• _Data to process_
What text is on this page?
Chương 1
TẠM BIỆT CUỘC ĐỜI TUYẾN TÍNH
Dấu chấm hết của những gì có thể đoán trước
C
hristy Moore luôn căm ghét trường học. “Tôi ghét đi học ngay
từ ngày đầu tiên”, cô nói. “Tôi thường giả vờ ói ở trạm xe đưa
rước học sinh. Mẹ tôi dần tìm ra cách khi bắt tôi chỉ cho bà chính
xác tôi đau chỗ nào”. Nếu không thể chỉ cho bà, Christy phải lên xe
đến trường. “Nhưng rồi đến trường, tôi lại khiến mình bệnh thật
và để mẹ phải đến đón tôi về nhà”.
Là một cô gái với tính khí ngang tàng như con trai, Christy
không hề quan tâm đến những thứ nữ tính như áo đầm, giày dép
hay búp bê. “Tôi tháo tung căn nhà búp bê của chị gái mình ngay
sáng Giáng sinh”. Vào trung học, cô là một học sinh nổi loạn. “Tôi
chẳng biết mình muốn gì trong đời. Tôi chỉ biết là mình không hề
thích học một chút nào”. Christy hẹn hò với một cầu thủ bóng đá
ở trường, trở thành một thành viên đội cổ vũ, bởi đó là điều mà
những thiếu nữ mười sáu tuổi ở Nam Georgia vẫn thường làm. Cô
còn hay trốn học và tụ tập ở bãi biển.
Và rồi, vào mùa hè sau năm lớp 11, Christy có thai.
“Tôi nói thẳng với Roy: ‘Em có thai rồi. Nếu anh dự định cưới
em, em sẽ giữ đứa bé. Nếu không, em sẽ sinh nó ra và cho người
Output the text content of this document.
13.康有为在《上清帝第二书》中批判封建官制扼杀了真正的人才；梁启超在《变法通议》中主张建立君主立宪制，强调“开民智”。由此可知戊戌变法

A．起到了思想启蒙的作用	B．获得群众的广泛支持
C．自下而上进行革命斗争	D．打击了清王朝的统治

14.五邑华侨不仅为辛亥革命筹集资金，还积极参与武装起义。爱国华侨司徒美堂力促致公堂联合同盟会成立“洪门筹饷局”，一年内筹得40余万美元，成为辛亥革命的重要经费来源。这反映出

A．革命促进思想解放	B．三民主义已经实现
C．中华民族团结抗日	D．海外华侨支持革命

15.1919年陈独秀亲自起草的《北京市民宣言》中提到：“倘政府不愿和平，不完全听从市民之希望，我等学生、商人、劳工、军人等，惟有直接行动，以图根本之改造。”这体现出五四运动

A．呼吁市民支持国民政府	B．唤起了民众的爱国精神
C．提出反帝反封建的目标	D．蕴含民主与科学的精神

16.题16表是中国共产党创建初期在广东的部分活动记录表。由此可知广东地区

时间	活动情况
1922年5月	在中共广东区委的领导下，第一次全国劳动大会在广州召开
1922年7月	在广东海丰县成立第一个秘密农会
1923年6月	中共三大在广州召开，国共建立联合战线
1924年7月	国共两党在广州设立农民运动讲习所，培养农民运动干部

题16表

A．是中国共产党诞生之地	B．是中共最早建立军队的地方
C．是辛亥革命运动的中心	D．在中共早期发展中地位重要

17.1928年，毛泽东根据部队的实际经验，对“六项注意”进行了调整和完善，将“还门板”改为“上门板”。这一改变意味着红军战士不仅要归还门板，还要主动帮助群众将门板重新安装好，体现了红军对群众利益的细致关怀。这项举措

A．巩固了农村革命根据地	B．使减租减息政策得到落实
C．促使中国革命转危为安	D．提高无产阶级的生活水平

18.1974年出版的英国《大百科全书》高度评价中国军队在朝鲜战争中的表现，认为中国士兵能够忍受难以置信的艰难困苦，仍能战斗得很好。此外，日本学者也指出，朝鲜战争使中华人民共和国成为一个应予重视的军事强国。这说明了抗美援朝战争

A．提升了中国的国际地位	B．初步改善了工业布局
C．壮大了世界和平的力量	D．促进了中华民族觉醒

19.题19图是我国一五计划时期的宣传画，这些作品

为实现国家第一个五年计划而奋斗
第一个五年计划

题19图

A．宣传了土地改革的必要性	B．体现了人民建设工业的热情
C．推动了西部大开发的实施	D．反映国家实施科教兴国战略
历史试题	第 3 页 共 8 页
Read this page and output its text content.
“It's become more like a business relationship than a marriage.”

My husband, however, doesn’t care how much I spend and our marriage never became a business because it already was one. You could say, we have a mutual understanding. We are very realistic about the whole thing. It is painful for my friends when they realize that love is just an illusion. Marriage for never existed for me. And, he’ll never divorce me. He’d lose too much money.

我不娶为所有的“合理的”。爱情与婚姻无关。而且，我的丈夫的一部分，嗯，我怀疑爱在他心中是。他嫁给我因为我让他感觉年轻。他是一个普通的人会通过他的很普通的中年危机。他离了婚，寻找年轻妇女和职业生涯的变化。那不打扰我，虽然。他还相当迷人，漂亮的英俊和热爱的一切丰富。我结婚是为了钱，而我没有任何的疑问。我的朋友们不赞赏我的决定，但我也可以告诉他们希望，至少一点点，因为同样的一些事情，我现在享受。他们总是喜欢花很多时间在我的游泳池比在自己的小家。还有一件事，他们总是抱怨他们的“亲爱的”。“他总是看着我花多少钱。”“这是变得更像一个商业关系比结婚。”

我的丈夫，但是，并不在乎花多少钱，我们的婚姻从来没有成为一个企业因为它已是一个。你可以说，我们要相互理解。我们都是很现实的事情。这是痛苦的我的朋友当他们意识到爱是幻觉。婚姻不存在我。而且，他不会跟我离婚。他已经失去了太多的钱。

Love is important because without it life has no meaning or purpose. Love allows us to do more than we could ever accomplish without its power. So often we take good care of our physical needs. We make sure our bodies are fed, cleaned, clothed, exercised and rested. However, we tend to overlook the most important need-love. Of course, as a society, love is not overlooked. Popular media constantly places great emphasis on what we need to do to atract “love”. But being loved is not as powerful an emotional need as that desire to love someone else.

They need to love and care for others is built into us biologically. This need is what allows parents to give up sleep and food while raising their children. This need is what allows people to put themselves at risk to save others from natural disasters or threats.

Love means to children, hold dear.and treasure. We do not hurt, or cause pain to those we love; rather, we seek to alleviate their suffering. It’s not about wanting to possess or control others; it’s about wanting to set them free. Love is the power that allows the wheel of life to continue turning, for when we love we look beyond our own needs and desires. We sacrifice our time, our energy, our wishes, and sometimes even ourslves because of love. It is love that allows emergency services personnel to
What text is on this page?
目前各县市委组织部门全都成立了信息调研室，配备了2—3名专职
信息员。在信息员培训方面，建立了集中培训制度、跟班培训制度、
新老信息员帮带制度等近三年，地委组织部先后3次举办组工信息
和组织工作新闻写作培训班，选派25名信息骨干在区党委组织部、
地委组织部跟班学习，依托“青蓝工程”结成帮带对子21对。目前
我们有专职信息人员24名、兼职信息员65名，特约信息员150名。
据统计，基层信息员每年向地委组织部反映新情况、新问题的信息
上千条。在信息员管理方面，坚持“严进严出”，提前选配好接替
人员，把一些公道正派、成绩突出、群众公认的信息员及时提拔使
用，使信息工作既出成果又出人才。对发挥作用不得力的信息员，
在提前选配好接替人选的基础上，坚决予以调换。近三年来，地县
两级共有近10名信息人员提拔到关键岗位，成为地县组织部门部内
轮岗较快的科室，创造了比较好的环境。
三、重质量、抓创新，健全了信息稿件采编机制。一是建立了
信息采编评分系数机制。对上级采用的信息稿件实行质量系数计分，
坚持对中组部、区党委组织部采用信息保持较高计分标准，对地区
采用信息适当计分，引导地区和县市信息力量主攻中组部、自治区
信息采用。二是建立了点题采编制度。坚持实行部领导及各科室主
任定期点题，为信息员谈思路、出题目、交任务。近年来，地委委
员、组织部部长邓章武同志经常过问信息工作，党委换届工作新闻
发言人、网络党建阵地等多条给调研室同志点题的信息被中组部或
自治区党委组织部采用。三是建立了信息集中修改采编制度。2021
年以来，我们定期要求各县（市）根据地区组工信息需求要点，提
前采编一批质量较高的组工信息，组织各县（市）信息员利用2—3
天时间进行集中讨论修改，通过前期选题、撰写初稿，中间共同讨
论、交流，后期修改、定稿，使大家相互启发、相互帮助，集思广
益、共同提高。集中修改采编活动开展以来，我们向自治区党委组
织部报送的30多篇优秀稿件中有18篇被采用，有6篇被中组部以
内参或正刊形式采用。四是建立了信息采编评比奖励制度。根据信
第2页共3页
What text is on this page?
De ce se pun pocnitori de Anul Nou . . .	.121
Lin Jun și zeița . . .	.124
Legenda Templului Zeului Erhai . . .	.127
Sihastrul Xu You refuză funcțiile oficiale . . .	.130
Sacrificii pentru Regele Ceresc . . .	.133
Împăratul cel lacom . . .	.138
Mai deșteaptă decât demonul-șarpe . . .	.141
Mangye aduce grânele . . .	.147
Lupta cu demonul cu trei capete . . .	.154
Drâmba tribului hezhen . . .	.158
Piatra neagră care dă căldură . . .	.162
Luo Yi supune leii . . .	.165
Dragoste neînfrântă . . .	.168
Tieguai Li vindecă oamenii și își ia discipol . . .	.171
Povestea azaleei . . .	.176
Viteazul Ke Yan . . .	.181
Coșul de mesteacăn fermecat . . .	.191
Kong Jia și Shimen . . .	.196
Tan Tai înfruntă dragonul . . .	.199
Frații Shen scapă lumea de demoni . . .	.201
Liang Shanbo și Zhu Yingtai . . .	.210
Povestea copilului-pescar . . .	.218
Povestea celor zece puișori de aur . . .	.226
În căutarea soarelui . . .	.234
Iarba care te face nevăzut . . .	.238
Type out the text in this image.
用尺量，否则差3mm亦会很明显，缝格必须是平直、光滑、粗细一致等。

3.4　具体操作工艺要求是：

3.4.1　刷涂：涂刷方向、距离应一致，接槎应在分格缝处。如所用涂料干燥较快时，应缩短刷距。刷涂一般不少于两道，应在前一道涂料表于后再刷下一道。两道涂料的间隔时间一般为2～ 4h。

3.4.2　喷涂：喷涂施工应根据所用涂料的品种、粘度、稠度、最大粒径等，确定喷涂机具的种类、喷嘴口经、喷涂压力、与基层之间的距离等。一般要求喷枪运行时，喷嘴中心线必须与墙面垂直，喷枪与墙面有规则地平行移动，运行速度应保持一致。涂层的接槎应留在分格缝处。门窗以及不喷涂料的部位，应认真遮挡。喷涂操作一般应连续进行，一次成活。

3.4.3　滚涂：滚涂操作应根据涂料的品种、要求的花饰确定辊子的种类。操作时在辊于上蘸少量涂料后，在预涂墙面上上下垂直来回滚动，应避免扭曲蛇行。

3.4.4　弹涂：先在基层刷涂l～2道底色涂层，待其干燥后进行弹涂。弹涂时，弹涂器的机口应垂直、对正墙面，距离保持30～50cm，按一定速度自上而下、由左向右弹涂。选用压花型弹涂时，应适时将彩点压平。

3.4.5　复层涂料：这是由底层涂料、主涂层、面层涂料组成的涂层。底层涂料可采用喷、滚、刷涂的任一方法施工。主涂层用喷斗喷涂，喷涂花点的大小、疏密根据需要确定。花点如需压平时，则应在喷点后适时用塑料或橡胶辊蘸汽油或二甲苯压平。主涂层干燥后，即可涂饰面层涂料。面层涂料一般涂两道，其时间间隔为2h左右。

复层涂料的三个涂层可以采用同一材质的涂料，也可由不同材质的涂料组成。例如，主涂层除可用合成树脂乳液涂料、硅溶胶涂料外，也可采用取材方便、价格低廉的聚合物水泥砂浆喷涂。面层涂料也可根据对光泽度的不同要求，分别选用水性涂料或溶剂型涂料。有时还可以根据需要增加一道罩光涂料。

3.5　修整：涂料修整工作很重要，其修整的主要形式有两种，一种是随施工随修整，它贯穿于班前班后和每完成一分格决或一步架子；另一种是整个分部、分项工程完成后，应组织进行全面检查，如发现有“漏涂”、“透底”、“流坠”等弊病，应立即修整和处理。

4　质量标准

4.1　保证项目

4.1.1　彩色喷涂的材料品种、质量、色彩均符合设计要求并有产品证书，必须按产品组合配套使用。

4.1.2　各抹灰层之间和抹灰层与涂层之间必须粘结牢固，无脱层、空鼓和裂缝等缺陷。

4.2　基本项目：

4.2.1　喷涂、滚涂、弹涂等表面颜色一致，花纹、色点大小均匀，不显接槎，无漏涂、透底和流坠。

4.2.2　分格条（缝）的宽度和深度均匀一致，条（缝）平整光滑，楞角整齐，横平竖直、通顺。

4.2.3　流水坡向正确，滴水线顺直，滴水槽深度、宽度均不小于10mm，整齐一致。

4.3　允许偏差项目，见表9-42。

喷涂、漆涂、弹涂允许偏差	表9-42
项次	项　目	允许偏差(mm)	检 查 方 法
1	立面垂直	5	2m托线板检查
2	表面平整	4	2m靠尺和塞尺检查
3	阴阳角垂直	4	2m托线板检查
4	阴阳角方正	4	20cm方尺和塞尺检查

• _To do_
Using the material above, gather every line that includes "business".

• _Exercise answer_
“It's become more like a business relationship than a marriage.”
My husband, however, doesn’t care how much I spend and our marriage never became a business because it already was one. You could say, we have a mutual understanding. We are very realistic about the whole thing. It is painful for my friends when they realize that love is just an illusion. Marriage for never existed for me. And, he’ll never divorce me. He’d lose too much money.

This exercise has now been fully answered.